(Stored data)
- - - -

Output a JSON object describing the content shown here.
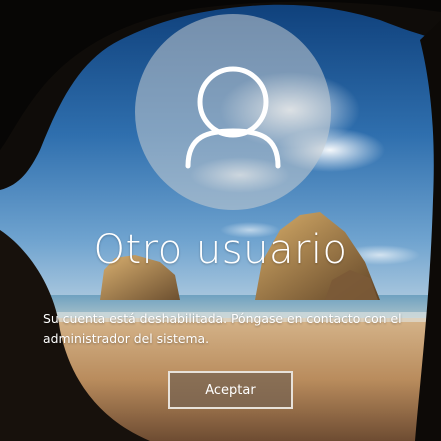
{
  "lock_screen": {
    "avatar_icon": "user-silhouette-icon",
    "username": "Otro usuario",
    "message": "Su cuenta está deshabilitada. Póngase en contacto con el administrador del sistema.",
    "accept_button_label": "Aceptar"
  },
  "colors": {
    "text": "#ffffff",
    "button_border": "#e8e2da",
    "button_fill": "#78644f"
  }
}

- - - -

WORK TO COMPLETE: Skip the pictures and transcribe the rest of the records exactly.

RESPONSE TO THIS TASK:
Output a JSON object describing the content shown here.
{
  "lock_screen": {
    "avatar_icon": "user-silhouette-icon",
    "username": "Otro usuario",
    "message": "Su cuenta está deshabilitada. Póngase en contacto con el administrador del sistema.",
    "accept_button_label": "Aceptar"
  },
  "colors": {
    "text": "#ffffff",
    "button_border": "#e8e2da",
    "button_fill": "#78644f"
  }
}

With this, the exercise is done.